I have already set out the problems presented by the records of Her Majesty's Revenue and Customs-as a result of the PAYE system, a large number of taxpayers simply do not have tax records, so there must be self-declaration.

If the amendments are approved, it will take some time-I cannot provide an exact timetable-to ensure that regulations are brought in and guidance is established so that the provisions are workable and political parties, not least party workers at the local level, know where they are. Overall, I believe it is possible to make the sentiment behind these Lords amendments workable. That is what we have sought to do.

Mr. Cox: I hope that the House forgives me, but at the moment I am struggling to understand the rationale for the amendment. The Secretary of State has provided no justification for it. If someone is entitled to vote in a general election, what is the rational connection between participation in the tax system-someone might be abroad for a few years, working as an expatriate-and not being allowed to donate? If the Secretary of State would address that fundamental issue, I am sure that the House would be grateful.

Mr. Straw: It is a matter of judgment, but all parties have stated their desire to see big money taken out of politics and to see foreign donations removed from politics. My starting preference was to get an examination in the round of the connection that was needed by people who were otherwise British citizens before they could participate to a greater degree in our politics -[Interruption.] I am responding to the hon. and learned Gentleman's point-by way of donations or standing for and sitting in Parliament. However, that was not to be. If the hon. and learned Gentleman looked at the contribution of Lord Neill of Bladen to the debate in the other place on 15 June, he would be struck by the fact that Lord Neill, who was the Chairman of the Committee on Standards in Public Life, which produced the original plan that fed into the 2000 Act, now says that he supports Lord Campbell-Savours' amendments. He voted for them and explained why in a short but powerful speech.

(REQUIRED WORK) Rewrite the debate excerpt from "I have already" through "must be self-declaration.", putting "earners" in place of "taxpayers".

(GIVEN DATA)
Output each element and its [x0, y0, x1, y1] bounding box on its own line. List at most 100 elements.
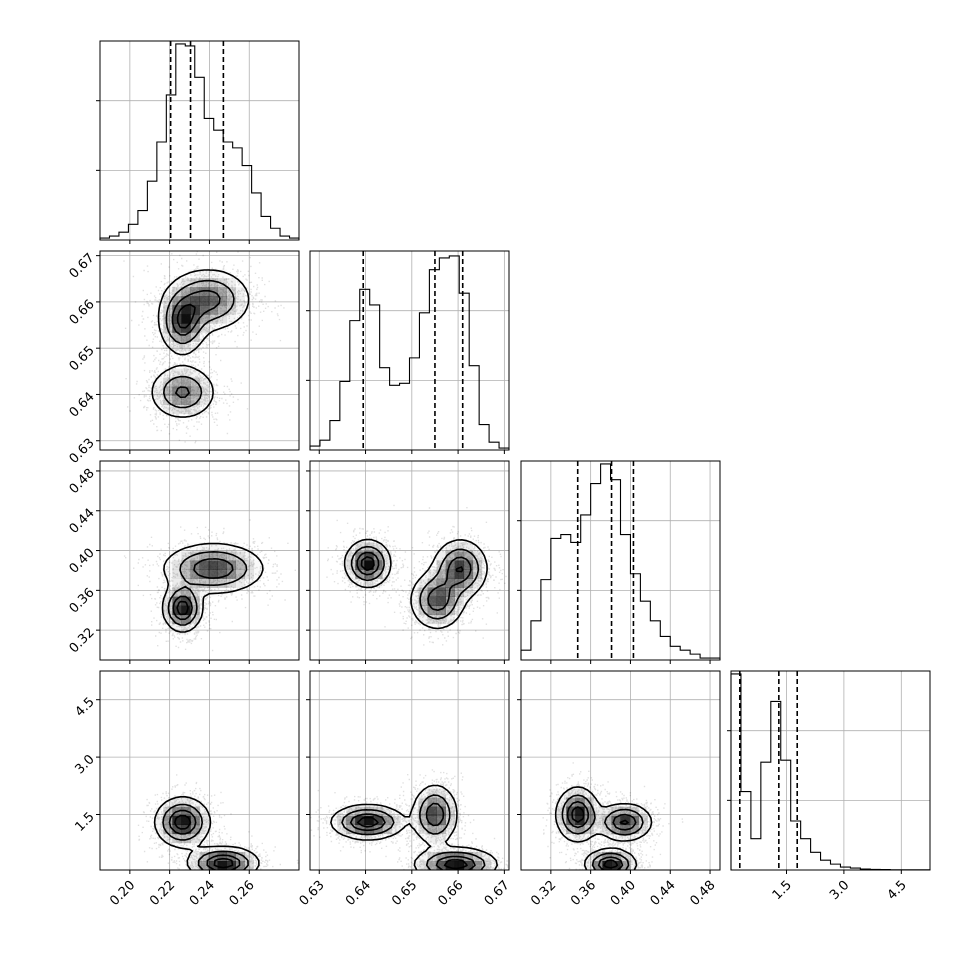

(FINISHED ANSWER)
I have already set out the problems presented by the records of Her Majesty's Revenue and Customs-as a result of the PAYE system, a large number of earners simply do not have tax records, so there must be self-declaration.